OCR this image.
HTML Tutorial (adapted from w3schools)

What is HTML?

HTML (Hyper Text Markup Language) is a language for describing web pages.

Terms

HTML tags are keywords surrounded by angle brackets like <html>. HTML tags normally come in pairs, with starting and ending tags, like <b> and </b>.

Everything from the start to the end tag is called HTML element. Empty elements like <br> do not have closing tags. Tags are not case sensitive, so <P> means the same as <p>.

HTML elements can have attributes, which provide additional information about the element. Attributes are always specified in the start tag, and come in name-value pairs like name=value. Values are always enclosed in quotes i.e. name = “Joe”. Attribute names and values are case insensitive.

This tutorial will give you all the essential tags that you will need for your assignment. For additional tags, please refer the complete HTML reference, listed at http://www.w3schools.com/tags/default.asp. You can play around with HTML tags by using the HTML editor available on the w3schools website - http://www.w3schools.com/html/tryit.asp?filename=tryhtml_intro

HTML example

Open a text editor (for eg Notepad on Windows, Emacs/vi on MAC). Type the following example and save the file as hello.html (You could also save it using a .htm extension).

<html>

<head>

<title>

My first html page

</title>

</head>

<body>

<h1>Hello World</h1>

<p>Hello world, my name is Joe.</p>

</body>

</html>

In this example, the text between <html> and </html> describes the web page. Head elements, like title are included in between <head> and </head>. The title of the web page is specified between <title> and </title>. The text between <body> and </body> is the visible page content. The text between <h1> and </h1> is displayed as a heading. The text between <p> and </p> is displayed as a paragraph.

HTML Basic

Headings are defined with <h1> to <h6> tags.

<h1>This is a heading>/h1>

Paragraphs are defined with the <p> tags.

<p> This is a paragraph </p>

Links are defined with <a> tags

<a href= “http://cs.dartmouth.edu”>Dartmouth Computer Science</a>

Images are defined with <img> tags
☆ ☆ ☆ ☆ ☆ ☆ ☆
### Short exercise
Nothing should be changed: write out all of the data as is.

### Expected answer
OCR this image.
HTML Tutorial (adapted from w3schools)

What is HTML?

HTML (Hyper Text Markup Language) is a language for describing web pages.

Terms

HTML tags are keywords surrounded by angle brackets like <html>. HTML tags normally come in pairs, with starting and ending tags, like <b> and </b>.

Everything from the start to the end tag is called HTML element. Empty elements like <br> do not have closing tags. Tags are not case sensitive, so <P> means the same as <p>.

HTML elements can have attributes, which provide additional information about the element. Attributes are always specified in the start tag, and come in name-value pairs like name=value. Values are always enclosed in quotes i.e. name = “Joe”. Attribute names and values are case insensitive.

This tutorial will give you all the essential tags that you will need for your assignment. For additional tags, please refer the complete HTML reference, listed at http://www.w3schools.com/tags/default.asp. You can play around with HTML tags by using the HTML editor available on the w3schools website - http://www.w3schools.com/html/tryit.asp?filename=tryhtml_intro

HTML example

Open a text editor (for eg Notepad on Windows, Emacs/vi on MAC). Type the following example and save the file as hello.html (You could also save it using a .htm extension).

<html>

<head>

<title>

My first html page

</title>

</head>

<body>

<h1>Hello World</h1>

<p>Hello world, my name is Joe.</p>

</body>

</html>

In this example, the text between <html> and </html> describes the web page. Head elements, like title are included in between <head> and </head>. The title of the web page is specified between <title> and </title>. The text between <body> and </body> is the visible page content. The text between <h1> and </h1> is displayed as a heading. The text between <p> and </p> is displayed as a paragraph.

HTML Basic

Headings are defined with <h1> to <h6> tags.

<h1>This is a heading>/h1>

Paragraphs are defined with the <p> tags.

<p> This is a paragraph </p>

Links are defined with <a> tags

<a href= “http://cs.dartmouth.edu”>Dartmouth Computer Science</a>

Images are defined with <img> tags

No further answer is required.